What you have to do:
Search the listing below for "name". Copy each matching line.

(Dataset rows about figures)
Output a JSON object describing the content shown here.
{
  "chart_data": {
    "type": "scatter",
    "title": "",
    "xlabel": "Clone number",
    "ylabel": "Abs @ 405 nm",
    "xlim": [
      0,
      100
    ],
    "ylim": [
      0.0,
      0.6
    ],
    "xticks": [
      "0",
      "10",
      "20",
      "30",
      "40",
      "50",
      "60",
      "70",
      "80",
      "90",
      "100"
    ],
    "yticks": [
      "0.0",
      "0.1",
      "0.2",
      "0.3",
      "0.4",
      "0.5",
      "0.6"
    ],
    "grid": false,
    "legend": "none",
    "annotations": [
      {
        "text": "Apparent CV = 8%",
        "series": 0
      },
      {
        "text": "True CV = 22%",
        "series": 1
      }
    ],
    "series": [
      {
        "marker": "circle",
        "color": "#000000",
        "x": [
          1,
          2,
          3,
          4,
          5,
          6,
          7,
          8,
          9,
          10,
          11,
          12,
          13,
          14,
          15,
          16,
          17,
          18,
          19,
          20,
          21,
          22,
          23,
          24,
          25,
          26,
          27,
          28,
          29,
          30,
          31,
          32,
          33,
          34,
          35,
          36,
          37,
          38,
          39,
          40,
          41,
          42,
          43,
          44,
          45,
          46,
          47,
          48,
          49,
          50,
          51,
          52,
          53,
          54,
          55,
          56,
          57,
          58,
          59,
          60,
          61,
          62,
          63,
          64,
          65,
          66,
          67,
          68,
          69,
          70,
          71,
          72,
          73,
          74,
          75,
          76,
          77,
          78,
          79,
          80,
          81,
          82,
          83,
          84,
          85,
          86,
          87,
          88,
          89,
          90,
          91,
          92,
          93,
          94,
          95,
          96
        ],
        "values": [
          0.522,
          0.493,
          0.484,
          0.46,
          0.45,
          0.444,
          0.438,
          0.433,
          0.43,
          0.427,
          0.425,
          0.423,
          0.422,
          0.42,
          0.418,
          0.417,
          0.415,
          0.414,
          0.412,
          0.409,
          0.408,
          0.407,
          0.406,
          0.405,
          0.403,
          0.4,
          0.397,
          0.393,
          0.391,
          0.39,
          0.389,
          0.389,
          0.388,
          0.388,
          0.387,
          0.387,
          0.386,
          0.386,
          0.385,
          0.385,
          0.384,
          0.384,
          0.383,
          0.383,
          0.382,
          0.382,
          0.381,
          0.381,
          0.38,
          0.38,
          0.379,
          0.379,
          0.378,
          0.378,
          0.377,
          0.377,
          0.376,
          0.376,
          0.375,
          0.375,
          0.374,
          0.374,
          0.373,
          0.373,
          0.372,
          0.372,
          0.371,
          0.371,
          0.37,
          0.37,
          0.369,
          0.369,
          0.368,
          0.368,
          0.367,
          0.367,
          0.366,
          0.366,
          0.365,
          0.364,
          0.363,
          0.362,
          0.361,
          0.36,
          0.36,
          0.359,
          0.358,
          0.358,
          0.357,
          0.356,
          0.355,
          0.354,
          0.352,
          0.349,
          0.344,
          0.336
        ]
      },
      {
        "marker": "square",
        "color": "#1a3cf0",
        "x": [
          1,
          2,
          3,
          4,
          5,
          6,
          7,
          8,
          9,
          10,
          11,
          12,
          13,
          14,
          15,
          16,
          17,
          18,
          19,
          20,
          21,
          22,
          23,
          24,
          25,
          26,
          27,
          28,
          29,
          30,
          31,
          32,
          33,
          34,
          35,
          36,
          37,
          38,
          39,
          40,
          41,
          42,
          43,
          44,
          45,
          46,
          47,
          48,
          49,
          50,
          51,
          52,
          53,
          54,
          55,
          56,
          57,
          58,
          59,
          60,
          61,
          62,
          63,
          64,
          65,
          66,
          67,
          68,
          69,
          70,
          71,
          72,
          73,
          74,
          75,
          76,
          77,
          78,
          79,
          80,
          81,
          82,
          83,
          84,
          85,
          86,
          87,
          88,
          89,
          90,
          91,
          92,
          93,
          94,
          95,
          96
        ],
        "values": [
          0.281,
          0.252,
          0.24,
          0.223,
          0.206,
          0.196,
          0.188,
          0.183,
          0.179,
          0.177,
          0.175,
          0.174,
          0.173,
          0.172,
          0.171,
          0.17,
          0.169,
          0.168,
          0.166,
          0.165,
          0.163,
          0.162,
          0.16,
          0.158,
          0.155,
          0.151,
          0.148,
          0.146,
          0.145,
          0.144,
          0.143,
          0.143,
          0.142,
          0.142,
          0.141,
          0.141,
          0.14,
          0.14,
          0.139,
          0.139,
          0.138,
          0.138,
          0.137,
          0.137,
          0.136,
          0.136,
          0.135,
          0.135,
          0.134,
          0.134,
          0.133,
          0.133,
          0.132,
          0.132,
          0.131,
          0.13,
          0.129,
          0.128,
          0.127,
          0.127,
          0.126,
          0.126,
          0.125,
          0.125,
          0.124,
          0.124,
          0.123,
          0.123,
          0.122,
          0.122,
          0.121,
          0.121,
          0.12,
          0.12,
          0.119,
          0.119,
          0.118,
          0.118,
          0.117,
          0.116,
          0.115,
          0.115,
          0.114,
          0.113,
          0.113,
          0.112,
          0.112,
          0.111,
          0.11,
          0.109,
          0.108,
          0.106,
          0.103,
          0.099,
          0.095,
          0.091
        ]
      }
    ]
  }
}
--
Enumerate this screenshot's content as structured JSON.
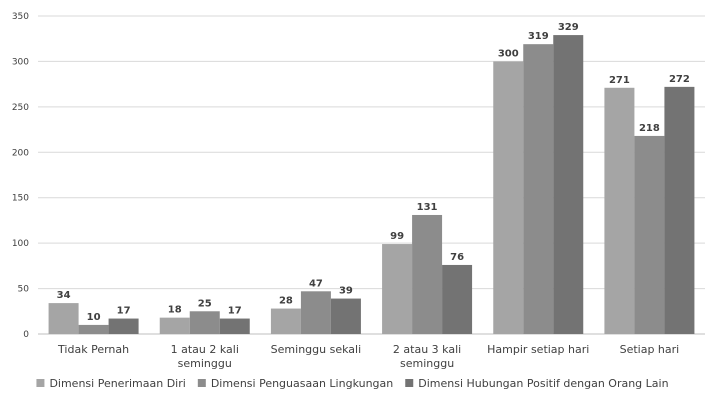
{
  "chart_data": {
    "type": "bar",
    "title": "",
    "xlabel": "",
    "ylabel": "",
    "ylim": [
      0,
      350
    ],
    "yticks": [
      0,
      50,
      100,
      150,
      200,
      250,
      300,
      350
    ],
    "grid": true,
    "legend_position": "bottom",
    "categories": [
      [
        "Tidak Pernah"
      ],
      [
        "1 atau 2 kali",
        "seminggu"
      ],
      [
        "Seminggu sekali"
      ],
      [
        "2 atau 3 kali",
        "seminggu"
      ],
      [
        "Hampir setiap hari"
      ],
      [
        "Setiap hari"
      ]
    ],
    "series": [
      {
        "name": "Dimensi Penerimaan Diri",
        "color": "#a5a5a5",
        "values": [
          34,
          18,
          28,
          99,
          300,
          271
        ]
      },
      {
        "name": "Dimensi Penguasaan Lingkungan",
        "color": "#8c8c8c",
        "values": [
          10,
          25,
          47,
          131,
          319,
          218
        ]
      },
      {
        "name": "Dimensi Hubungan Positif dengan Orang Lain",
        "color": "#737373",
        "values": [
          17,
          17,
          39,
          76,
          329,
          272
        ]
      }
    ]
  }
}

Task answer:
        "name": "Dimensi Penerimaan Diri",
        "name": "Dimensi Penguasaan Lingkungan",
        "name": "Dimensi Hubungan Positif dengan Orang Lain",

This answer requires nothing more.